**TASK GOAL:** Could you revise the passage on the appraisal declaration, starting with "Mr. Ferrarin's declaration" and going on through "to his case.", with "guesstimated" changed to "estimated"?

As evidence of significant impairment of national banks' ability to make real estate loans, Plaintiffs provided a sworn declaration made by Ray Ferrarin, Executive Vice President of Valuation Services of Fidelity National Information Solutions, Inc. that states that certified appraisals take "5-10 business days or more" at a cost of $325 for a full appraisal, $210 for a drive-by appraisal. The Nonconforming valuations, done primarily using automated data not provided by board certified appraisers may be done in seconds, and for these valuations FNIS charges between $25 and $100. (Decl. of Ray Ferrarin ¶¶ 23, 24).
Although this does not include the time it takes to initially gather and automate the property data.
Mr. Ferrarin's declaration loses much of its credibility when it provides a cost comparison between Nonconforming Valuations and appraisals done in conformity with REACA. First, Mr. Ferrarin does not disclose the number of nonconforming valuations done of Pennsylvania real estate, but instead, provides a dollar figure of $420,000. He then states that "the corresponding charge would have been approximately $4,490,000 if half of these Nonconforming Valuations had been drive-by appraisals and half had been full appraisals, and the charge would have been approximately $5,460,000 if all of these Nonconforming Valuations had been full appraisals." (Decl. of Ray Ferrarin ¶ 25). Instead of using actual figures, Mr. Ferrarin clearly guesstimated, using the number assumptions most favorable to his case.

**DATA PROVIDED:**
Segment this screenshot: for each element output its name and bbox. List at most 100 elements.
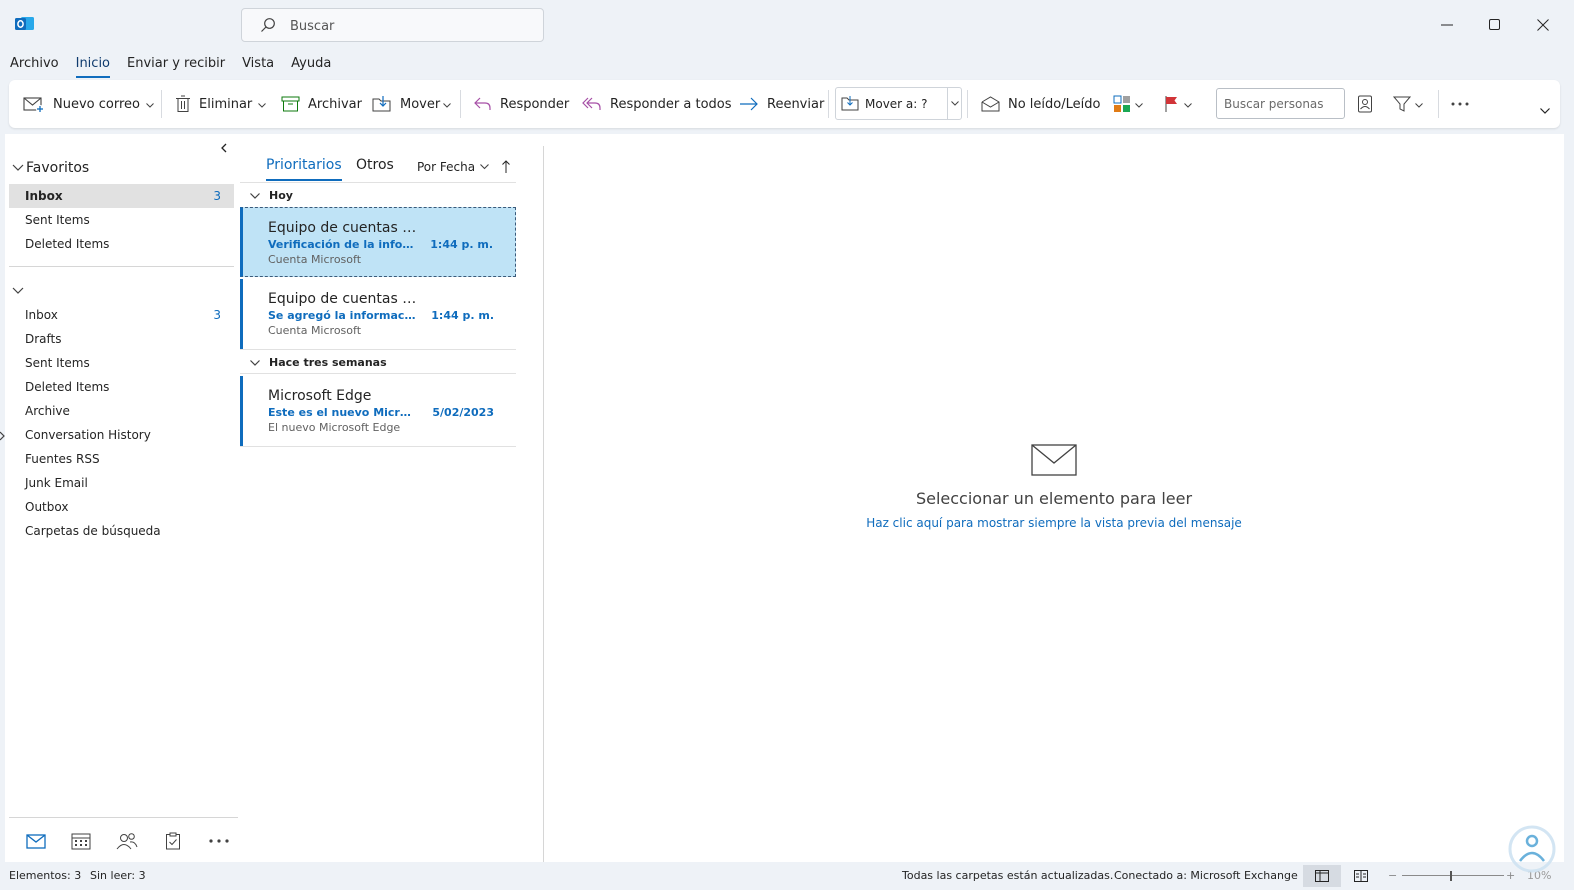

**RESULT:**
Mr. Ferrarin's declaration loses much of its credibility when it provides a cost comparison between Nonconforming Valuations and appraisals done in conformity with REACA. First, Mr. Ferrarin does not disclose the number of nonconforming valuations done of Pennsylvania real estate, but instead, provides a dollar figure of $420,000. He then states that "the corresponding charge would have been approximately $4,490,000 if half of these Nonconforming Valuations had been drive-by appraisals and half had been full appraisals, and the charge would have been approximately $5,460,000 if all of these Nonconforming Valuations had been full appraisals." (Decl. of Ray Ferrarin ¶ 25). Instead of using actual figures, Mr. Ferrarin clearly estimated, using the number assumptions most favorable to his case.